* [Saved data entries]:
-- begin --
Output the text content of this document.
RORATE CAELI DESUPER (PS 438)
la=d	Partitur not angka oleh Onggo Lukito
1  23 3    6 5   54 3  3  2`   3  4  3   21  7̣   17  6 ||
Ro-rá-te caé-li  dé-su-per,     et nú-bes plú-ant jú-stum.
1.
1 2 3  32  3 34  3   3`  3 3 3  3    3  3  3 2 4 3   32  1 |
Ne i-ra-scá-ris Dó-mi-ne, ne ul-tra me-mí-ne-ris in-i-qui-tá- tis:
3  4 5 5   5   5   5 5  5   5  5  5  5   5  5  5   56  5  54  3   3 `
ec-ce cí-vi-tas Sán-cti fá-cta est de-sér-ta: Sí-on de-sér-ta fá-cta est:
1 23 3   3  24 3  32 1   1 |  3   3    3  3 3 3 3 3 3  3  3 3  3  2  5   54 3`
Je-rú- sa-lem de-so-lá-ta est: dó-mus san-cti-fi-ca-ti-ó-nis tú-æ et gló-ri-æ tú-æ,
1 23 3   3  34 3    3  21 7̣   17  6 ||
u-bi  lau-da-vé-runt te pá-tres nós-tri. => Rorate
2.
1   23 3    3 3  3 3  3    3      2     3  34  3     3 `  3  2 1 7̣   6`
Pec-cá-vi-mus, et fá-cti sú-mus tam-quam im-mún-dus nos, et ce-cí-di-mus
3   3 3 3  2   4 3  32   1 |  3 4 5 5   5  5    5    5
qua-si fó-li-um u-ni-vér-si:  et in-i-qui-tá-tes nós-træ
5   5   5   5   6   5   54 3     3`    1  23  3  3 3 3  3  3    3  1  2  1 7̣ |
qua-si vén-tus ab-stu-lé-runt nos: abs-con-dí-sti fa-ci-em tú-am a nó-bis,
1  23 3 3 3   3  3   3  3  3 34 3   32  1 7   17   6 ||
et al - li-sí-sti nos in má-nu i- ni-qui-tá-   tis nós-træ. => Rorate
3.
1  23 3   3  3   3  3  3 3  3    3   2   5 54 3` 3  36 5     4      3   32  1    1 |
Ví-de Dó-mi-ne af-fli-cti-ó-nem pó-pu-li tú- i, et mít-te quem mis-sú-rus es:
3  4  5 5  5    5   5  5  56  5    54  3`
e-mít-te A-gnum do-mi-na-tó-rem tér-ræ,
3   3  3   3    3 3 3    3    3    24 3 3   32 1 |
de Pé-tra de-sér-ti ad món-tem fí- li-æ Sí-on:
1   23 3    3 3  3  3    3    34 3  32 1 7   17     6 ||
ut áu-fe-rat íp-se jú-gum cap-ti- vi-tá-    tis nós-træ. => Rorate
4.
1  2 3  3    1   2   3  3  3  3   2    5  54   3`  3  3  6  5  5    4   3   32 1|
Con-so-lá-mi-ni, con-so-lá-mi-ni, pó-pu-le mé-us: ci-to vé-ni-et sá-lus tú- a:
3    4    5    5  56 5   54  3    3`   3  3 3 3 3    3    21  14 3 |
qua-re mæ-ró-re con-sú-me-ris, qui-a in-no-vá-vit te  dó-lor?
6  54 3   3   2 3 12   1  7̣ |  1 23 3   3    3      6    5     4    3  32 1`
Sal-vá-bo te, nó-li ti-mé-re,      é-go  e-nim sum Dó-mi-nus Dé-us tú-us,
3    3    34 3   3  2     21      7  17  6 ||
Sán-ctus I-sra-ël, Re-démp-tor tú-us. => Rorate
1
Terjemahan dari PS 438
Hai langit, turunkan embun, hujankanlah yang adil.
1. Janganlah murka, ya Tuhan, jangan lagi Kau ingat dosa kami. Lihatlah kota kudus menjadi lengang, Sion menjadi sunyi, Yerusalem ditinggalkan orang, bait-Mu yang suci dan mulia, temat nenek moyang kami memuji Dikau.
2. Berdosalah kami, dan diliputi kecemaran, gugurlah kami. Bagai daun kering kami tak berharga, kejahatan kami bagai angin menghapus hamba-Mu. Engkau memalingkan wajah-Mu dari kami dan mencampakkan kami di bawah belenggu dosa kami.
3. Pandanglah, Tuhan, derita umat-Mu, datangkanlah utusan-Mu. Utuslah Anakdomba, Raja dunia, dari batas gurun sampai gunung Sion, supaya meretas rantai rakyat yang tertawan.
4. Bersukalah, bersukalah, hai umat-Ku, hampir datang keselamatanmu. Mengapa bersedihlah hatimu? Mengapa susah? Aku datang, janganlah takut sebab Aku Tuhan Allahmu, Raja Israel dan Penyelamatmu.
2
-- end --
* [Goal of the exercise]: Here, the records must be output exactly and in full.

* [Solution for this task]:
Output the text content of this document.
RORATE CAELI DESUPER (PS 438)
la=d	Partitur not angka oleh Onggo Lukito
1  23 3    6 5   54 3  3  2`   3  4  3   21  7̣   17  6 ||
Ro-rá-te caé-li  dé-su-per,     et nú-bes plú-ant jú-stum.
1.
1 2 3  32  3 34  3   3`  3 3 3  3    3  3  3 2 4 3   32  1 |
Ne i-ra-scá-ris Dó-mi-ne, ne ul-tra me-mí-ne-ris in-i-qui-tá- tis:
3  4 5 5   5   5   5 5  5   5  5  5  5   5  5  5   56  5  54  3   3 `
ec-ce cí-vi-tas Sán-cti fá-cta est de-sér-ta: Sí-on de-sér-ta fá-cta est:
1 23 3   3  24 3  32 1   1 |  3   3    3  3 3 3 3 3 3  3  3 3  3  2  5   54 3`
Je-rú- sa-lem de-so-lá-ta est: dó-mus san-cti-fi-ca-ti-ó-nis tú-æ et gló-ri-æ tú-æ,
1 23 3   3  34 3    3  21 7̣   17  6 ||
u-bi  lau-da-vé-runt te pá-tres nós-tri. => Rorate
2.
1   23 3    3 3  3 3  3    3      2     3  34  3     3 `  3  2 1 7̣   6`
Pec-cá-vi-mus, et fá-cti sú-mus tam-quam im-mún-dus nos, et ce-cí-di-mus
3   3 3 3  2   4 3  32   1 |  3 4 5 5   5  5    5    5
qua-si fó-li-um u-ni-vér-si:  et in-i-qui-tá-tes nós-træ
5   5   5   5   6   5   54 3     3`    1  23  3  3 3 3  3  3    3  1  2  1 7̣ |
qua-si vén-tus ab-stu-lé-runt nos: abs-con-dí-sti fa-ci-em tú-am a nó-bis,
1  23 3 3 3   3  3   3  3  3 34 3   32  1 7   17   6 ||
et al - li-sí-sti nos in má-nu i- ni-qui-tá-   tis nós-træ. => Rorate
3.
1  23 3   3  3   3  3  3 3  3    3   2   5 54 3` 3  36 5     4      3   32  1    1 |
Ví-de Dó-mi-ne af-fli-cti-ó-nem pó-pu-li tú- i, et mít-te quem mis-sú-rus es:
3  4  5 5  5    5   5  5  56  5    54  3`
e-mít-te A-gnum do-mi-na-tó-rem tér-ræ,
3   3  3   3    3 3 3    3    3    24 3 3   32 1 |
de Pé-tra de-sér-ti ad món-tem fí- li-æ Sí-on:
1   23 3    3 3  3  3    3    34 3  32 1 7   17     6 ||
ut áu-fe-rat íp-se jú-gum cap-ti- vi-tá-    tis nós-træ. => Rorate
4.
1  2 3  3    1   2   3  3  3  3   2    5  54   3`  3  3  6  5  5    4   3   32 1|
Con-so-lá-mi-ni, con-so-lá-mi-ni, pó-pu-le mé-us: ci-to vé-ni-et sá-lus tú- a:
3    4    5    5  56 5   54  3    3`   3  3 3 3 3    3    21  14 3 |
qua-re mæ-ró-re con-sú-me-ris, qui-a in-no-vá-vit te  dó-lor?
6  54 3   3   2 3 12   1  7̣ |  1 23 3   3    3      6    5     4    3  32 1`
Sal-vá-bo te, nó-li ti-mé-re,      é-go  e-nim sum Dó-mi-nus Dé-us tú-us,
3    3    34 3   3  2     21      7  17  6 ||
Sán-ctus I-sra-ël, Re-démp-tor tú-us. => Rorate
1
Terjemahan dari PS 438
Hai langit, turunkan embun, hujankanlah yang adil.
1. Janganlah murka, ya Tuhan, jangan lagi Kau ingat dosa kami. Lihatlah kota kudus menjadi lengang, Sion menjadi sunyi, Yerusalem ditinggalkan orang, bait-Mu yang suci dan mulia, temat nenek moyang kami memuji Dikau.
2. Berdosalah kami, dan diliputi kecemaran, gugurlah kami. Bagai daun kering kami tak berharga, kejahatan kami bagai angin menghapus hamba-Mu. Engkau memalingkan wajah-Mu dari kami dan mencampakkan kami di bawah belenggu dosa kami.
3. Pandanglah, Tuhan, derita umat-Mu, datangkanlah utusan-Mu. Utuslah Anakdomba, Raja dunia, dari batas gurun sampai gunung Sion, supaya meretas rantai rakyat yang tertawan.
4. Bersukalah, bersukalah, hai umat-Ku, hampir datang keselamatanmu. Mengapa bersedihlah hatimu? Mengapa susah? Aku datang, janganlah takut sebab Aku Tuhan Allahmu, Raja Israel dan Penyelamatmu.
2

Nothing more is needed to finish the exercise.